*EXERCISE*
Your answer is a single number: the count of lines that contain the string "data".

*GIVEN RECORDS*

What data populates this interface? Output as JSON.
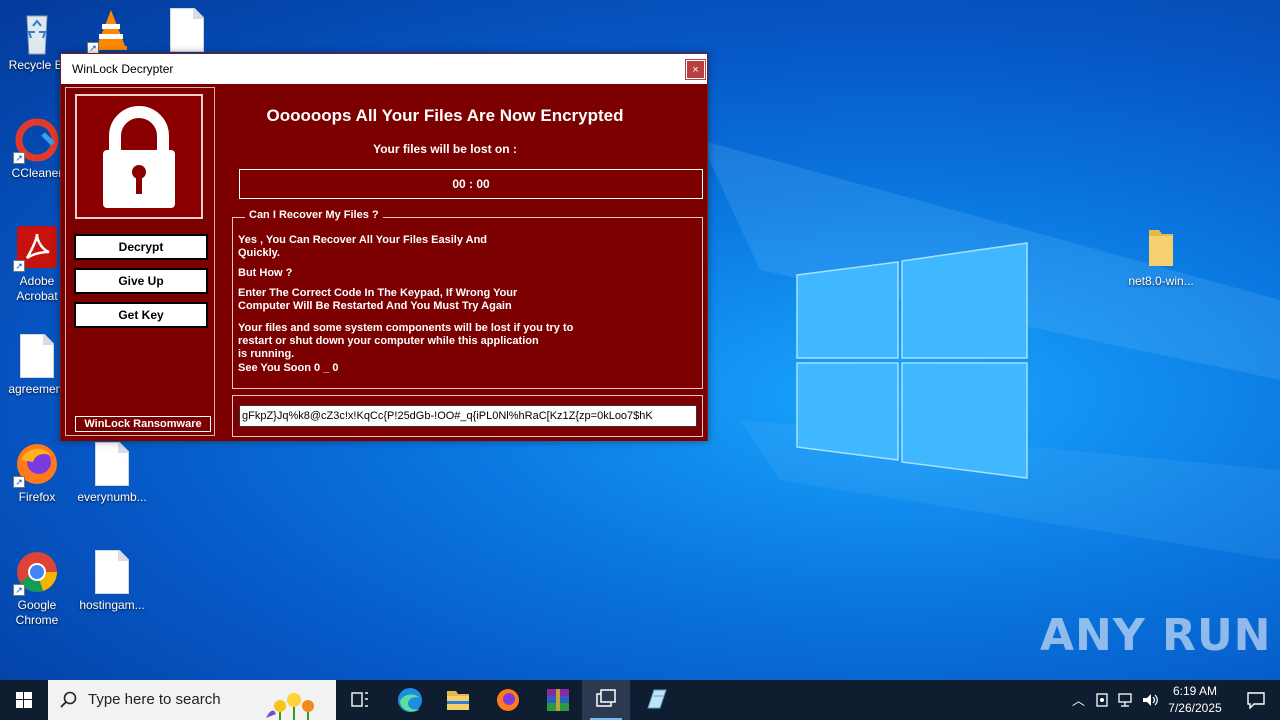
{
  "desktop": {
    "icons": [
      {
        "label": "Recycle Bin",
        "display": "Recycle Bi"
      },
      {
        "label": ""
      },
      {
        "label": ""
      },
      {
        "label": "CCleaner"
      },
      {
        "label": "Adobe Acrobat",
        "display": "Adobe\nAcrobat"
      },
      {
        "label": "agreement"
      },
      {
        "label": "Firefox"
      },
      {
        "label": "everynumb..."
      },
      {
        "label": "Google Chrome",
        "display": "Google\nChrome"
      },
      {
        "label": "hostingam..."
      },
      {
        "label": "net8.0-win..."
      }
    ]
  },
  "window": {
    "title": "WinLock Decrypter",
    "close_label": "×",
    "headline": "Oooooops All Your Files Are Now Encrypted",
    "lost_label": "Your files will be lost on :",
    "timer": "00 : 00",
    "buttons": {
      "decrypt": "Decrypt",
      "give_up": "Give Up",
      "get_key": "Get Key"
    },
    "brand": "WinLock Ransomware",
    "recover_legend": "Can I Recover My Files ?",
    "msg1": "Yes , You Can Recover All Your Files Easily And\nQuickly.",
    "msg2": "But How ?",
    "msg3": "Enter The Correct Code In The Keypad, If Wrong Your\nComputer Will Be Restarted And You Must Try Again",
    "msg4": "Your files and some system components will be lost if you try to\nrestart or shut down your computer while this application\n is running.",
    "msg5": "See You Soon 0 _ 0",
    "key_value": "gFkpZ}Jq%k8@cZ3c!x!KqCc{P!25dGb-!OO#_q{iPL0Nl%hRaC[Kz1Z{zp=0kLoo7$hK"
  },
  "taskbar": {
    "search_placeholder": "Type here to search",
    "time": "6:19 AM",
    "date": "7/26/2025",
    "apps": [
      "task-view",
      "edge",
      "file-explorer",
      "firefox",
      "winrar",
      "winlock",
      "notepad"
    ]
  },
  "watermark": "ANY RUN",
  "colors": {
    "window_red": "#7c0000",
    "taskbar": "#0f1d30",
    "desktop_blue": "#0a78e0"
  }
}
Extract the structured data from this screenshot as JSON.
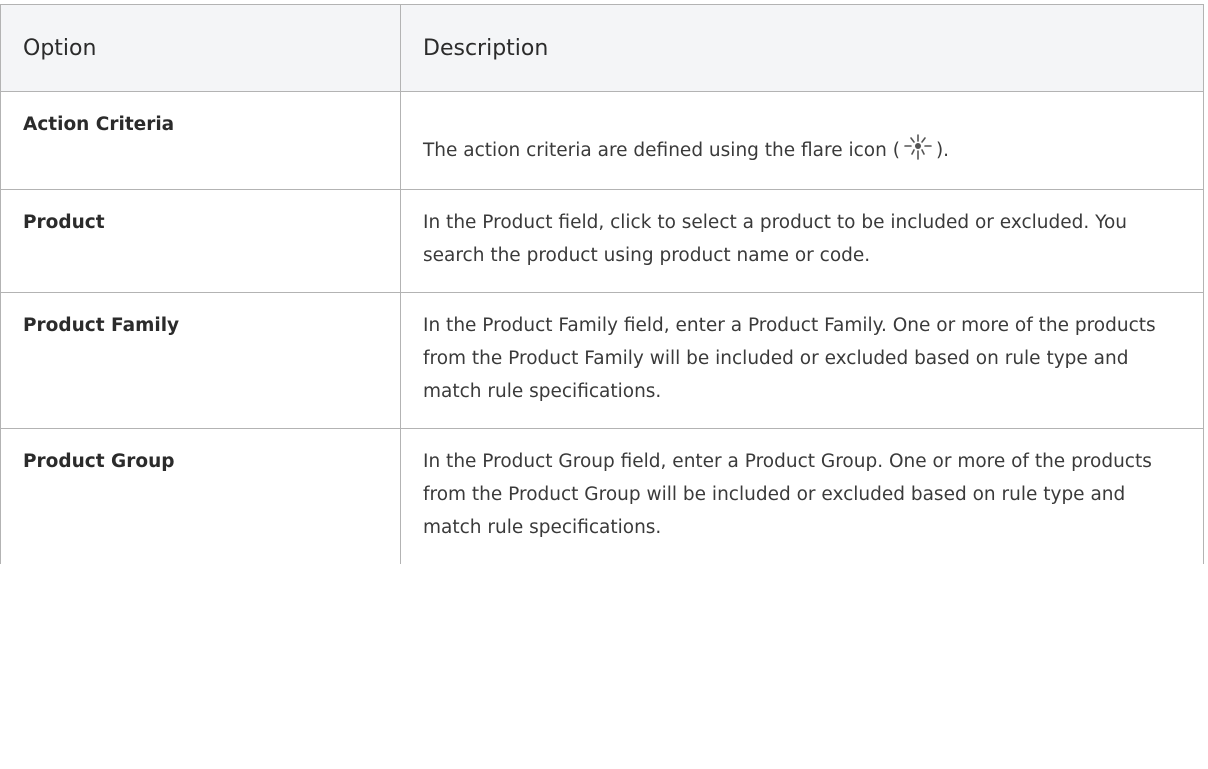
{
  "table": {
    "headers": [
      "Option",
      "Description"
    ],
    "rows": [
      {
        "option": "Action Criteria",
        "description_before": "The action criteria are defined using the flare icon (",
        "description_after": ")."
      },
      {
        "option": "Product",
        "description": "In the Product field, click to select a product to be included or excluded. You search the product using product name or code."
      },
      {
        "option": "Product Family",
        "description": "In the Product Family field, enter a Product Family. One or more of the products from the Product Family will be included or excluded based on rule type and match rule specifications."
      },
      {
        "option": "Product Group",
        "description": "In the Product Group field, enter a Product Group. One or more of the products from the Product Group will be included or excluded based on rule type and match rule specifications."
      }
    ]
  },
  "icons": {
    "flare": "flare-icon"
  }
}
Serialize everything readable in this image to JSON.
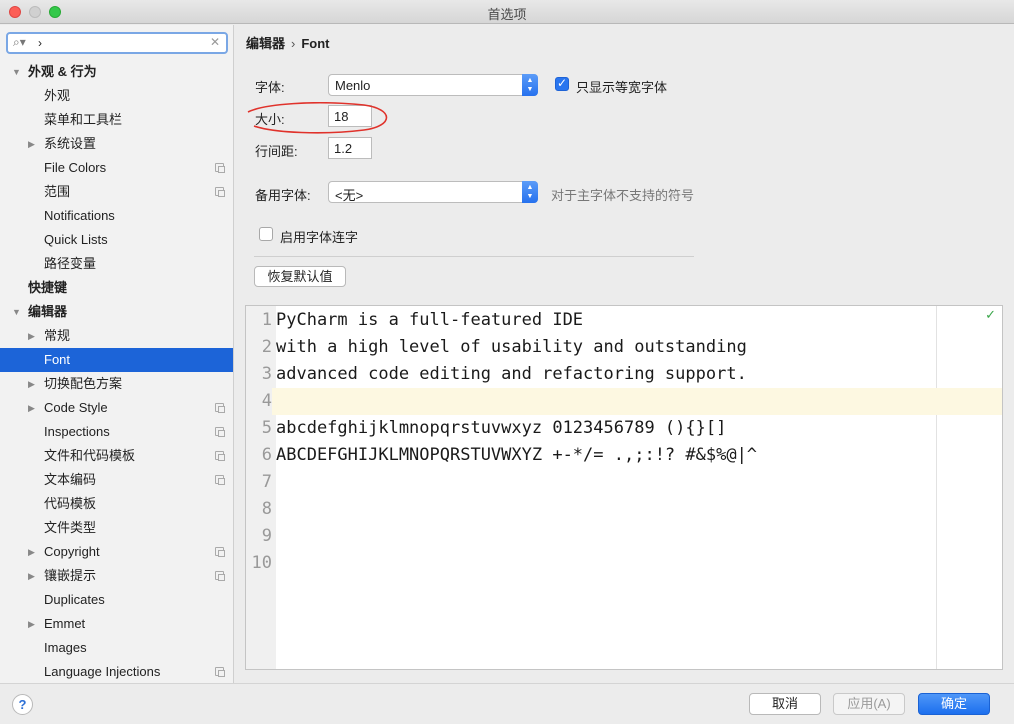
{
  "window": {
    "title": "首选项"
  },
  "search": {
    "value": "›"
  },
  "sidebar": {
    "items": [
      {
        "label": "外观 & 行为",
        "level": 0,
        "arrow": "▼",
        "bold": true
      },
      {
        "label": "外观",
        "level": 1
      },
      {
        "label": "菜单和工具栏",
        "level": 1
      },
      {
        "label": "系统设置",
        "level": 1,
        "arrow": "▶"
      },
      {
        "label": "File Colors",
        "level": 1,
        "copy": true
      },
      {
        "label": "范围",
        "level": 1,
        "copy": true
      },
      {
        "label": "Notifications",
        "level": 1
      },
      {
        "label": "Quick Lists",
        "level": 1
      },
      {
        "label": "路径变量",
        "level": 1
      },
      {
        "label": "快捷键",
        "level": 0,
        "bold": true
      },
      {
        "label": "编辑器",
        "level": 0,
        "arrow": "▼",
        "bold": true
      },
      {
        "label": "常规",
        "level": 1,
        "arrow": "▶"
      },
      {
        "label": "Font",
        "level": 1,
        "selected": true
      },
      {
        "label": "切换配色方案",
        "level": 1,
        "arrow": "▶"
      },
      {
        "label": "Code Style",
        "level": 1,
        "arrow": "▶",
        "copy": true
      },
      {
        "label": "Inspections",
        "level": 1,
        "copy": true
      },
      {
        "label": "文件和代码模板",
        "level": 1,
        "copy": true
      },
      {
        "label": "文本编码",
        "level": 1,
        "copy": true
      },
      {
        "label": "代码模板",
        "level": 1
      },
      {
        "label": "文件类型",
        "level": 1
      },
      {
        "label": "Copyright",
        "level": 1,
        "arrow": "▶",
        "copy": true
      },
      {
        "label": "镶嵌提示",
        "level": 1,
        "arrow": "▶",
        "copy": true
      },
      {
        "label": "Duplicates",
        "level": 1
      },
      {
        "label": "Emmet",
        "level": 1,
        "arrow": "▶"
      },
      {
        "label": "Images",
        "level": 1
      },
      {
        "label": "Language Injections",
        "level": 1,
        "copy": true
      }
    ]
  },
  "breadcrumb": {
    "parent": "编辑器",
    "separator": "›",
    "current": "Font"
  },
  "font_settings": {
    "font_label": "字体:",
    "font_value": "Menlo",
    "monospace_only_label": "只显示等宽字体",
    "monospace_only_checked": true,
    "size_label": "大小:",
    "size_value": "18",
    "line_spacing_label": "行间距:",
    "line_spacing_value": "1.2",
    "fallback_label": "备用字体:",
    "fallback_value": "<无>",
    "fallback_hint": "对于主字体不支持的符号",
    "ligatures_label": "启用字体连字",
    "ligatures_checked": false,
    "restore_defaults_label": "恢复默认值"
  },
  "preview": {
    "lines": [
      {
        "num": "1",
        "text": "PyCharm is a full-featured IDE"
      },
      {
        "num": "2",
        "text": "with a high level of usability and outstanding"
      },
      {
        "num": "3",
        "text": "advanced code editing and refactoring support."
      },
      {
        "num": "4",
        "text": "",
        "current": true
      },
      {
        "num": "5",
        "text": "abcdefghijklmnopqrstuvwxyz 0123456789 (){}[]"
      },
      {
        "num": "6",
        "text": "ABCDEFGHIJKLMNOPQRSTUVWXYZ +-*/= .,;:!? #&$%@|^"
      },
      {
        "num": "7",
        "text": ""
      },
      {
        "num": "8",
        "text": ""
      },
      {
        "num": "9",
        "text": ""
      },
      {
        "num": "10",
        "text": ""
      }
    ],
    "status_icon": "inspection-ok-icon"
  },
  "footer": {
    "help_label": "?",
    "cancel_label": "取消",
    "apply_label": "应用(A)",
    "ok_label": "确定"
  },
  "colors": {
    "accent": "#1c64d8",
    "annotation": "#e0322b",
    "current_line": "#fdf8e1"
  }
}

*CORRECT RESULT*
2